** Begin **

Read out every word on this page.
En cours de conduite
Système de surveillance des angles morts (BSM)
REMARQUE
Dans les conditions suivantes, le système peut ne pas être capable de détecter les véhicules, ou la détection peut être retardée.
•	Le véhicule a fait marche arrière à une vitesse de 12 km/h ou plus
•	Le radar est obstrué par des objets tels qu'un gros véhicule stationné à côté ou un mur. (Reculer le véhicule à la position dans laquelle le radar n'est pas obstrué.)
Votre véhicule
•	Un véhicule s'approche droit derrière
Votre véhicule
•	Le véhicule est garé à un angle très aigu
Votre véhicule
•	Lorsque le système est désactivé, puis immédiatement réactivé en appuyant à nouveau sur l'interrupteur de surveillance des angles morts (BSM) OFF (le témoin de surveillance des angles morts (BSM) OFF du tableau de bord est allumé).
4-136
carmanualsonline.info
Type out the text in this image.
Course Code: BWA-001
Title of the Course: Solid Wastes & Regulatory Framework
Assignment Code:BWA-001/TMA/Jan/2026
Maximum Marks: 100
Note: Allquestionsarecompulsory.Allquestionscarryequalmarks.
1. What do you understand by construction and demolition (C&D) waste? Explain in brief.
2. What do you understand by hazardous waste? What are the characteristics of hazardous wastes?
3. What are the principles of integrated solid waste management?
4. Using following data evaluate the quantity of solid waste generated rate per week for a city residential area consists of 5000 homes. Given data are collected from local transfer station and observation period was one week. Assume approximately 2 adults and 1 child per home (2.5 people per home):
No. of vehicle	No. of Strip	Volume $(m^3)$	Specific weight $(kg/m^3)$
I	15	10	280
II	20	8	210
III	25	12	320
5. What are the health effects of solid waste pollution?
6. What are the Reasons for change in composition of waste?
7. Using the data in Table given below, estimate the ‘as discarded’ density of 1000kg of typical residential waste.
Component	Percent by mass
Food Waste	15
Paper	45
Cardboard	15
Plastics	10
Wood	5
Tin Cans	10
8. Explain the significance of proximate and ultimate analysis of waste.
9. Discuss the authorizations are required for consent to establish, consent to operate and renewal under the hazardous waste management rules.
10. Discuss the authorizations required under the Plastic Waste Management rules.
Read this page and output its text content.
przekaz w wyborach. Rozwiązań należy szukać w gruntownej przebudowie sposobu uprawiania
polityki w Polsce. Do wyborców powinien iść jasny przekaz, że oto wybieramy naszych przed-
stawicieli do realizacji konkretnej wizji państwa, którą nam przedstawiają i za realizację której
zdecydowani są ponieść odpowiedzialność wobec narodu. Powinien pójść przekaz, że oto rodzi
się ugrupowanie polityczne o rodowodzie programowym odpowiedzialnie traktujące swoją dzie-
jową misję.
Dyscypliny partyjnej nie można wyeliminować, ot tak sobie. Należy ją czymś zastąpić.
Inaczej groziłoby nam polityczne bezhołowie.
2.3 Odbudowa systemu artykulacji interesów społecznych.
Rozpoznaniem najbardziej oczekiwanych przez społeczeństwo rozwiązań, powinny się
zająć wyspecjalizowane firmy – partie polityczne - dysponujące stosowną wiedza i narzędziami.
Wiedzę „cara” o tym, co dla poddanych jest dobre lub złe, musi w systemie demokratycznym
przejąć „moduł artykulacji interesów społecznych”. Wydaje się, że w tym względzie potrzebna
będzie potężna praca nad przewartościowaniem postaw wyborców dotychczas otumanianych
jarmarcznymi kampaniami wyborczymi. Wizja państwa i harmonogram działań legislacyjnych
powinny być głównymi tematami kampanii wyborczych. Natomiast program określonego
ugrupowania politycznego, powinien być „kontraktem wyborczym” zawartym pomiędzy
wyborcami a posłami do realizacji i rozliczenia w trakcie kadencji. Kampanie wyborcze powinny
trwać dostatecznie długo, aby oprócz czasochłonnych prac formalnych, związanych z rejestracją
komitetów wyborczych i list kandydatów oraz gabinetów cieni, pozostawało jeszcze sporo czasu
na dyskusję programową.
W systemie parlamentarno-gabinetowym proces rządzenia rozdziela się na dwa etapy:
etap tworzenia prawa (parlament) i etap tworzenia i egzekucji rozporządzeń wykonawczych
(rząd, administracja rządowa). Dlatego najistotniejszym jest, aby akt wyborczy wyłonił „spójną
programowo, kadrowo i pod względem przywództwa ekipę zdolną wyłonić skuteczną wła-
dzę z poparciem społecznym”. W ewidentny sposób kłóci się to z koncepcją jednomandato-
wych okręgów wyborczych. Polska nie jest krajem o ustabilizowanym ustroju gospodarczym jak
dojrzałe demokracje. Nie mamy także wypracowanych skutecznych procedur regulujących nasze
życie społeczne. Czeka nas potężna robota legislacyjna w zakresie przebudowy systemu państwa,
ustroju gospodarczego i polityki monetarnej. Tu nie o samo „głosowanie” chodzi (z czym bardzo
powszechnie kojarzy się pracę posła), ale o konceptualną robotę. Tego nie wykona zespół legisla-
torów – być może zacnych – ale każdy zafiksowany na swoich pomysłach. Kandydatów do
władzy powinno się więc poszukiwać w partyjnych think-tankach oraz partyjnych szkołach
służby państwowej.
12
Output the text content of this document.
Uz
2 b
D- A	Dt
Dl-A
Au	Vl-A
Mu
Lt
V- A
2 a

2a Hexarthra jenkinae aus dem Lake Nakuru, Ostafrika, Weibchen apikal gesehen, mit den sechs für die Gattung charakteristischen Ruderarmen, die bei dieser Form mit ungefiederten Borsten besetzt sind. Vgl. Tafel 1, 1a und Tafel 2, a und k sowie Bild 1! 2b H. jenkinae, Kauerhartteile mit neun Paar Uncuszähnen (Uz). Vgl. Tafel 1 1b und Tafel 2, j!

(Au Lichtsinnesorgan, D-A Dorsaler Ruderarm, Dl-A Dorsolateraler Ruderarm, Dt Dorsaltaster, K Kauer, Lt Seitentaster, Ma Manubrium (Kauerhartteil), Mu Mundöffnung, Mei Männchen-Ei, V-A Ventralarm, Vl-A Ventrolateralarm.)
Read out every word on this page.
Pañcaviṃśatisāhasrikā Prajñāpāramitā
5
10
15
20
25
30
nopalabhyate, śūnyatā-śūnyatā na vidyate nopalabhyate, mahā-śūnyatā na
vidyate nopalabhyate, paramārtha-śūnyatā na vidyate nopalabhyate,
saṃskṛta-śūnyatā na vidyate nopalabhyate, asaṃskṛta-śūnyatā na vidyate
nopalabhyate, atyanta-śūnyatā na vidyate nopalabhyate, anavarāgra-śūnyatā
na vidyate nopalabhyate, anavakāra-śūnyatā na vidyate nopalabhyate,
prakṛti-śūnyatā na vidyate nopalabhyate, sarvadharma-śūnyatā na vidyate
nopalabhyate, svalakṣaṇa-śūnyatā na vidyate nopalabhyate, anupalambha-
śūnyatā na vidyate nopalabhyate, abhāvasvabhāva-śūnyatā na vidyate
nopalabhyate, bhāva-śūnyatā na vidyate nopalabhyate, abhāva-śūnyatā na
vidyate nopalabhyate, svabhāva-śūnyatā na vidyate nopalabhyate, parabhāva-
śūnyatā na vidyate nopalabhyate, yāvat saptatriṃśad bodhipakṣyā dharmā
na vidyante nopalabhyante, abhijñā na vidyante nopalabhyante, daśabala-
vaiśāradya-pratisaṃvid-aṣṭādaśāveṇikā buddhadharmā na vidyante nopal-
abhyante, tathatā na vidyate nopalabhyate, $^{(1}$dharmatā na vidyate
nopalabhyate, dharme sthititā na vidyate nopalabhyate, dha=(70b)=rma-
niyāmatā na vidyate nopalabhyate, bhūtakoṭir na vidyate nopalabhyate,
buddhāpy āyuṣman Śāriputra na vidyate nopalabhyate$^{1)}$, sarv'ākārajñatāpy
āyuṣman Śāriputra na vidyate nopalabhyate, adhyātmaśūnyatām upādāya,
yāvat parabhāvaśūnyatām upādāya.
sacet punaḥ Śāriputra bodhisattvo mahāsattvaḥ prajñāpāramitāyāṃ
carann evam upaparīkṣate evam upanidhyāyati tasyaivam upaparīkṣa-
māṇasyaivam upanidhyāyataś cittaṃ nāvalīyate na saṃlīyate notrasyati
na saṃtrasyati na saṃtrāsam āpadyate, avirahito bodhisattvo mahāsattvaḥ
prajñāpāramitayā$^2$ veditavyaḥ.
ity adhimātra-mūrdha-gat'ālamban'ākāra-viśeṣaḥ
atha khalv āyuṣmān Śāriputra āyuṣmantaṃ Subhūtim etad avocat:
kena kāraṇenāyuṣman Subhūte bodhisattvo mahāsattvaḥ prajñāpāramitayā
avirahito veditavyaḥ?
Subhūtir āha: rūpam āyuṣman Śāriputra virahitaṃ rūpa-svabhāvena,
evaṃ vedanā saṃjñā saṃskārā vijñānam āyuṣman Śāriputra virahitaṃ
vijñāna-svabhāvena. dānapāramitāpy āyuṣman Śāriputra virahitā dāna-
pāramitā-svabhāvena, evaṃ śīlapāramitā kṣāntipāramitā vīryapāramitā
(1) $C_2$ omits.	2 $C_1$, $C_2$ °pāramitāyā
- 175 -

** End **

What is needed
Locate and copy each line in the data above that includes the word "required".

Response
9. Discuss the authorizations are required for consent to establish, consent to operate and renewal under the hazardous waste management rules.
10. Discuss the authorizations required under the Plastic Waste Management rules.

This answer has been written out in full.